> **Work required**
Skip all pictures, then print the remaining material exactly.

--- start ---

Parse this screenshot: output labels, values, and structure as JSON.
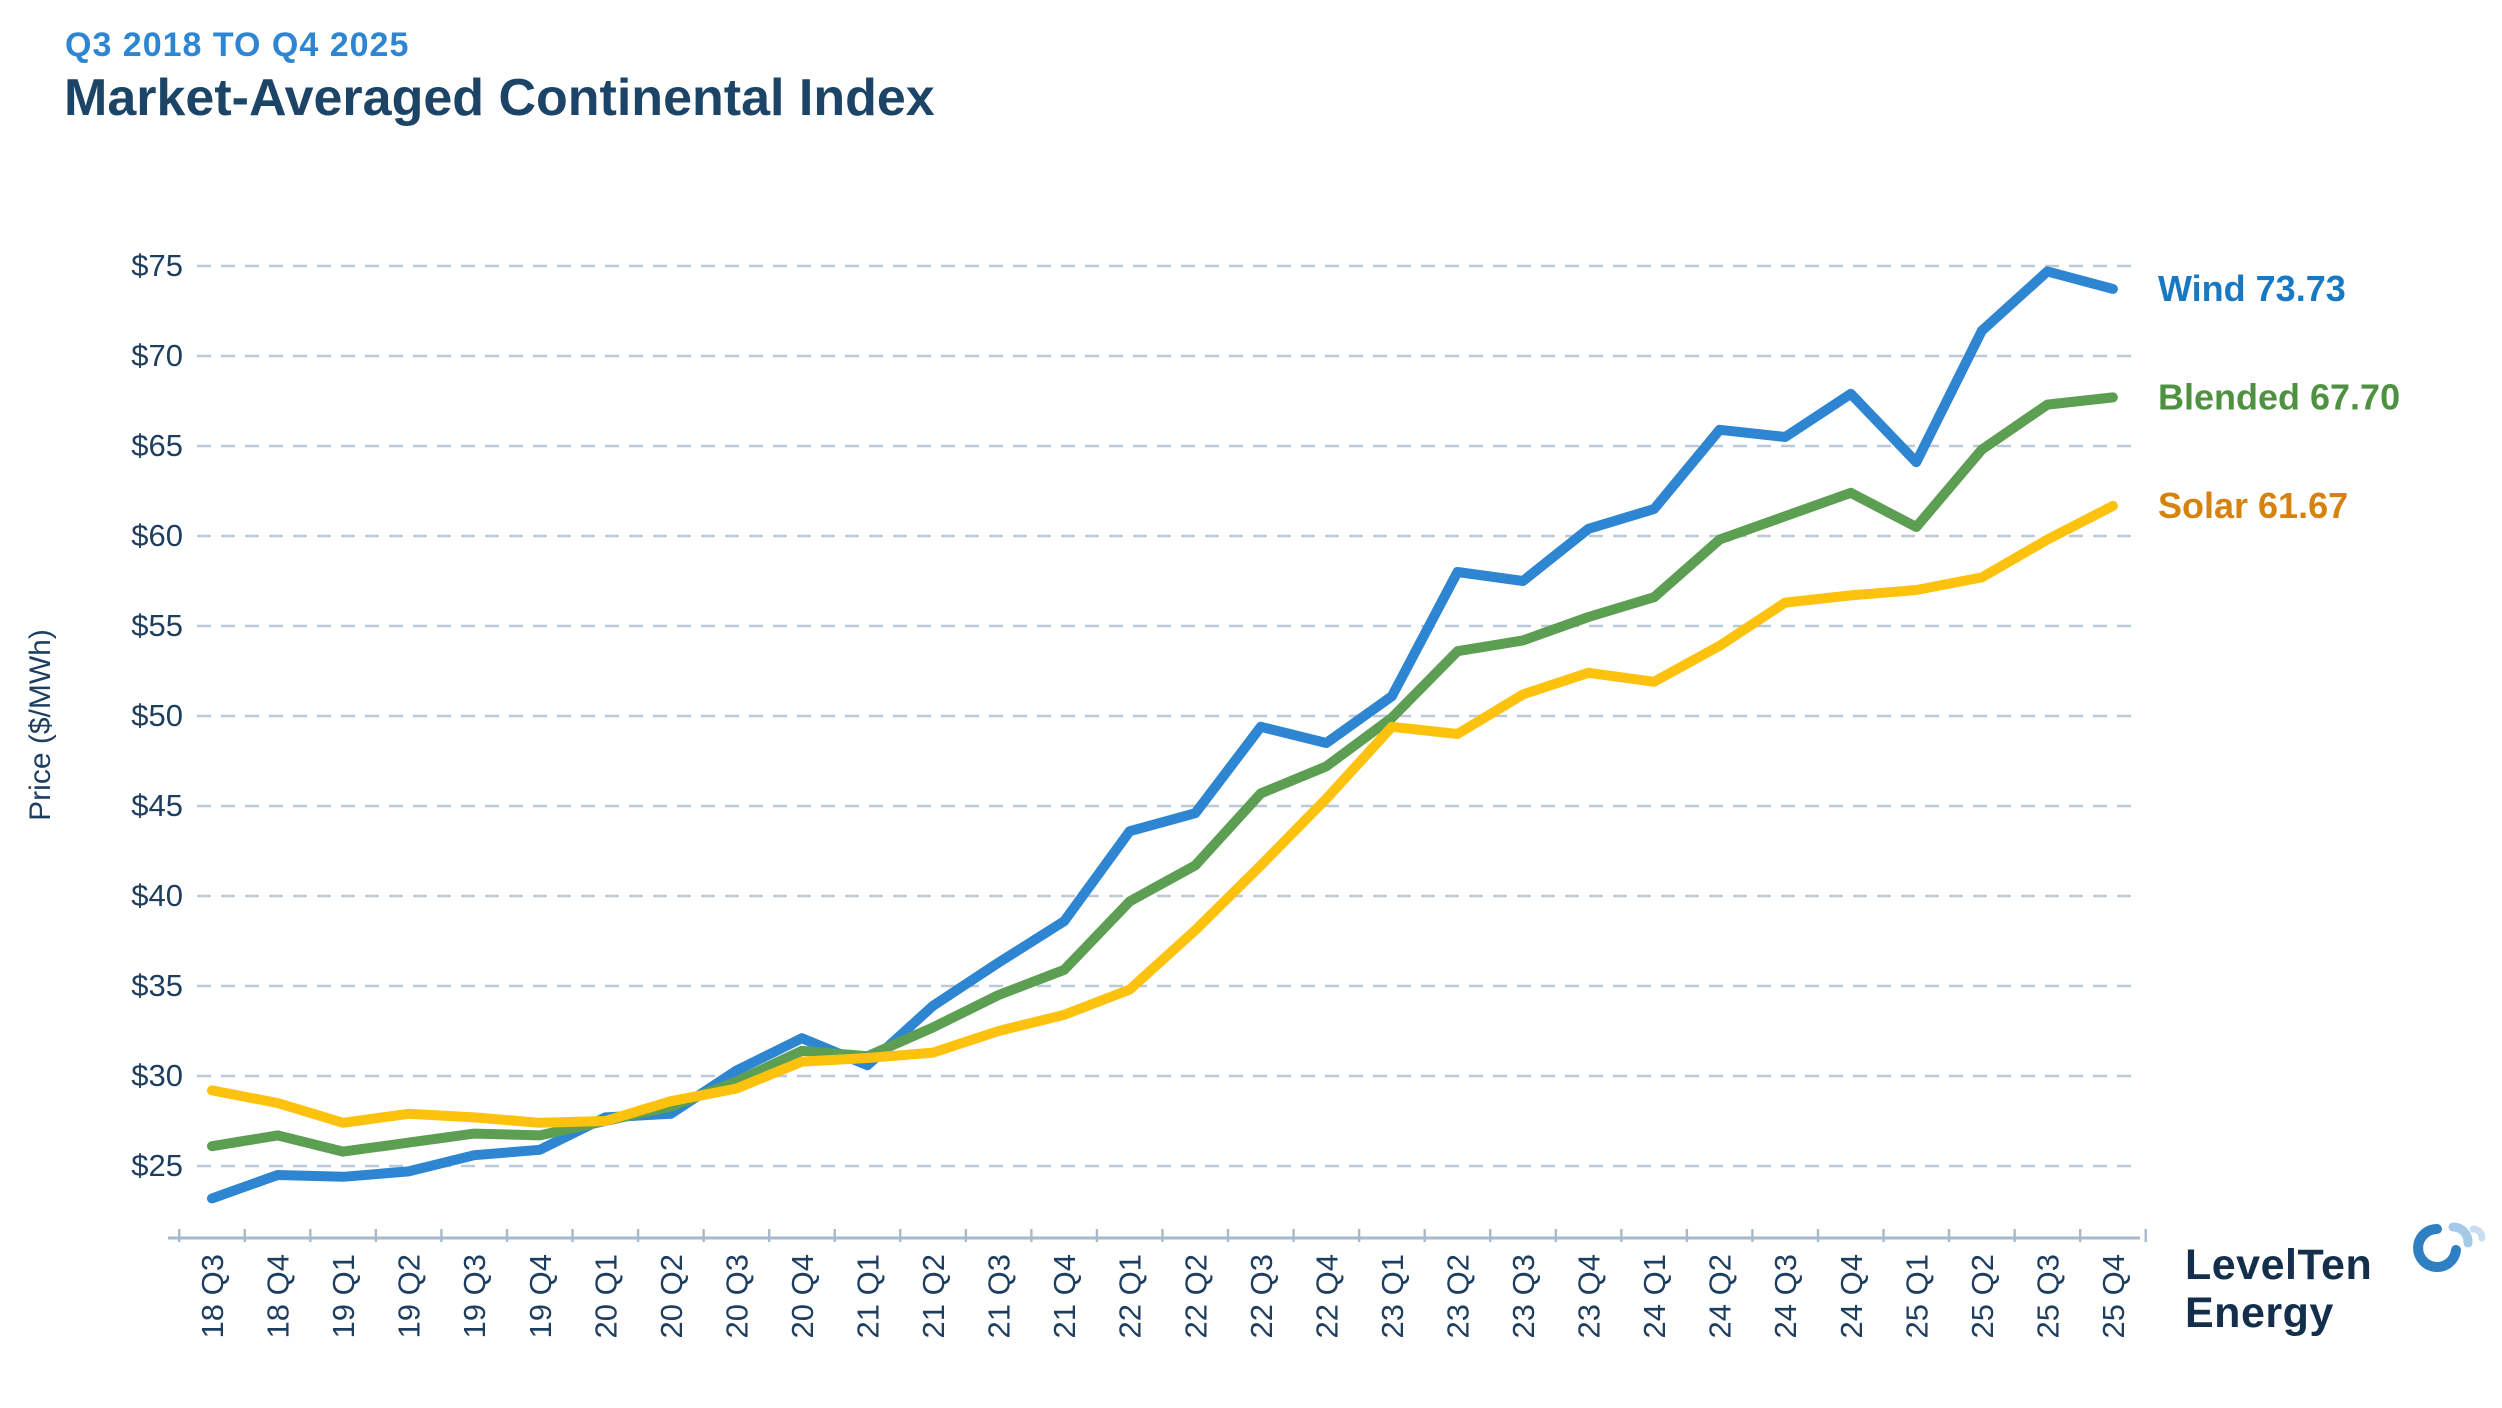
{
  "header": {
    "subtitle": "Q3 2018 TO Q4 2025",
    "title": "Market-Averaged Continental Index"
  },
  "logo": {
    "line1": "LevelTen",
    "line2": "Energy"
  },
  "colors": {
    "title_navy": "#1c4467",
    "subtitle_blue": "#2e86d2",
    "tick_label_navy": "#1e3e5f",
    "gridline": "#bcc9d6",
    "axis_line": "#a6bacb",
    "wind_line": "#2e86d2",
    "blended_line": "#5c9e52",
    "solar_line": "#fdc20e",
    "wind_label": "#1879c2",
    "blended_label": "#4e9140",
    "solar_label": "#d5830e",
    "logo_navy": "#132f4b",
    "logo_arc_dark": "#2f80c3",
    "logo_arc_light": "#a5c9e8",
    "logo_arc_pale": "#cadef1"
  },
  "chart_data": {
    "type": "line",
    "title": "Market-Averaged Continental Index",
    "subtitle": "Q3 2018 TO Q4 2025",
    "xlabel": "",
    "ylabel": "Price ($/MWh)",
    "ylim": [
      21,
      77.5
    ],
    "ytick_prefix": "$",
    "yticks": [
      75,
      70,
      65,
      60,
      55,
      50,
      45,
      40,
      35,
      30,
      25
    ],
    "grid": "horizontal-dashed",
    "legend_position": "right-of-line-ends",
    "categories": [
      "18 Q3",
      "18 Q4",
      "19 Q1",
      "19 Q2",
      "19 Q3",
      "19 Q4",
      "20 Q1",
      "20 Q2",
      "20 Q3",
      "20 Q4",
      "21 Q1",
      "21 Q2",
      "21 Q3",
      "21 Q4",
      "22 Q1",
      "22 Q2",
      "22 Q3",
      "22 Q4",
      "23 Q1",
      "23 Q2",
      "23 Q3",
      "23 Q4",
      "24 Q1",
      "24 Q2",
      "24 Q3",
      "24 Q4",
      "25 Q1",
      "25 Q2",
      "25 Q3",
      "25 Q4"
    ],
    "series": [
      {
        "name": "Wind",
        "legend_label": "Wind  73.73",
        "final_value": 73.73,
        "values": [
          23.2,
          24.5,
          24.4,
          24.7,
          25.6,
          25.9,
          27.7,
          27.9,
          30.3,
          32.1,
          30.6,
          33.9,
          36.3,
          38.6,
          43.6,
          44.6,
          49.4,
          48.5,
          51.1,
          58.0,
          57.5,
          60.4,
          61.5,
          65.9,
          65.5,
          67.9,
          64.1,
          71.4,
          74.7,
          73.73
        ]
      },
      {
        "name": "Blended",
        "legend_label": "Blended 67.70",
        "final_value": 67.7,
        "values": [
          26.1,
          26.7,
          25.8,
          26.3,
          26.8,
          26.7,
          27.5,
          28.3,
          29.7,
          31.4,
          31.1,
          32.7,
          34.5,
          35.9,
          39.7,
          41.7,
          45.7,
          47.2,
          49.9,
          53.6,
          54.2,
          55.5,
          56.6,
          59.8,
          61.1,
          62.4,
          60.5,
          64.8,
          67.3,
          67.7
        ]
      },
      {
        "name": "Solar",
        "legend_label": "Solar 61.67",
        "final_value": 61.67,
        "values": [
          29.2,
          28.5,
          27.4,
          27.9,
          27.7,
          27.4,
          27.5,
          28.6,
          29.3,
          30.8,
          31.0,
          31.3,
          32.5,
          33.4,
          34.8,
          38.1,
          41.7,
          45.4,
          49.4,
          49.0,
          51.2,
          52.4,
          51.9,
          53.9,
          56.3,
          56.7,
          57.0,
          57.7,
          59.8,
          61.67
        ]
      }
    ]
  }
}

--- end ---

> **Expected answer**
Parse this screenshot: output labels, values, and structure as JSON.
{
  "header": {
    "subtitle": "Q3 2018 TO Q4 2025",
    "title": "Market-Averaged Continental Index"
  },
  "logo": {
    "line1": "LevelTen",
    "line2": "Energy"
  },
  "colors": {
    "title_navy": "#1c4467",
    "subtitle_blue": "#2e86d2",
    "tick_label_navy": "#1e3e5f",
    "gridline": "#bcc9d6",
    "axis_line": "#a6bacb",
    "wind_line": "#2e86d2",
    "blended_line": "#5c9e52",
    "solar_line": "#fdc20e",
    "wind_label": "#1879c2",
    "blended_label": "#4e9140",
    "solar_label": "#d5830e",
    "logo_navy": "#132f4b",
    "logo_arc_dark": "#2f80c3",
    "logo_arc_light": "#a5c9e8",
    "logo_arc_pale": "#cadef1"
  },
  "chart_data": {
    "type": "line",
    "title": "Market-Averaged Continental Index",
    "subtitle": "Q3 2018 TO Q4 2025",
    "xlabel": "",
    "ylabel": "Price ($/MWh)",
    "ylim": [
      21,
      77.5
    ],
    "ytick_prefix": "$",
    "yticks": [
      75,
      70,
      65,
      60,
      55,
      50,
      45,
      40,
      35,
      30,
      25
    ],
    "grid": "horizontal-dashed",
    "legend_position": "right-of-line-ends",
    "categories": [
      "18 Q3",
      "18 Q4",
      "19 Q1",
      "19 Q2",
      "19 Q3",
      "19 Q4",
      "20 Q1",
      "20 Q2",
      "20 Q3",
      "20 Q4",
      "21 Q1",
      "21 Q2",
      "21 Q3",
      "21 Q4",
      "22 Q1",
      "22 Q2",
      "22 Q3",
      "22 Q4",
      "23 Q1",
      "23 Q2",
      "23 Q3",
      "23 Q4",
      "24 Q1",
      "24 Q2",
      "24 Q3",
      "24 Q4",
      "25 Q1",
      "25 Q2",
      "25 Q3",
      "25 Q4"
    ],
    "series": [
      {
        "name": "Wind",
        "legend_label": "Wind  73.73",
        "final_value": 73.73,
        "values": [
          23.2,
          24.5,
          24.4,
          24.7,
          25.6,
          25.9,
          27.7,
          27.9,
          30.3,
          32.1,
          30.6,
          33.9,
          36.3,
          38.6,
          43.6,
          44.6,
          49.4,
          48.5,
          51.1,
          58.0,
          57.5,
          60.4,
          61.5,
          65.9,
          65.5,
          67.9,
          64.1,
          71.4,
          74.7,
          73.73
        ]
      },
      {
        "name": "Blended",
        "legend_label": "Blended 67.70",
        "final_value": 67.7,
        "values": [
          26.1,
          26.7,
          25.8,
          26.3,
          26.8,
          26.7,
          27.5,
          28.3,
          29.7,
          31.4,
          31.1,
          32.7,
          34.5,
          35.9,
          39.7,
          41.7,
          45.7,
          47.2,
          49.9,
          53.6,
          54.2,
          55.5,
          56.6,
          59.8,
          61.1,
          62.4,
          60.5,
          64.8,
          67.3,
          67.7
        ]
      },
      {
        "name": "Solar",
        "legend_label": "Solar 61.67",
        "final_value": 61.67,
        "values": [
          29.2,
          28.5,
          27.4,
          27.9,
          27.7,
          27.4,
          27.5,
          28.6,
          29.3,
          30.8,
          31.0,
          31.3,
          32.5,
          33.4,
          34.8,
          38.1,
          41.7,
          45.4,
          49.4,
          49.0,
          51.2,
          52.4,
          51.9,
          53.9,
          56.3,
          56.7,
          57.0,
          57.7,
          59.8,
          61.67
        ]
      }
    ]
  }
}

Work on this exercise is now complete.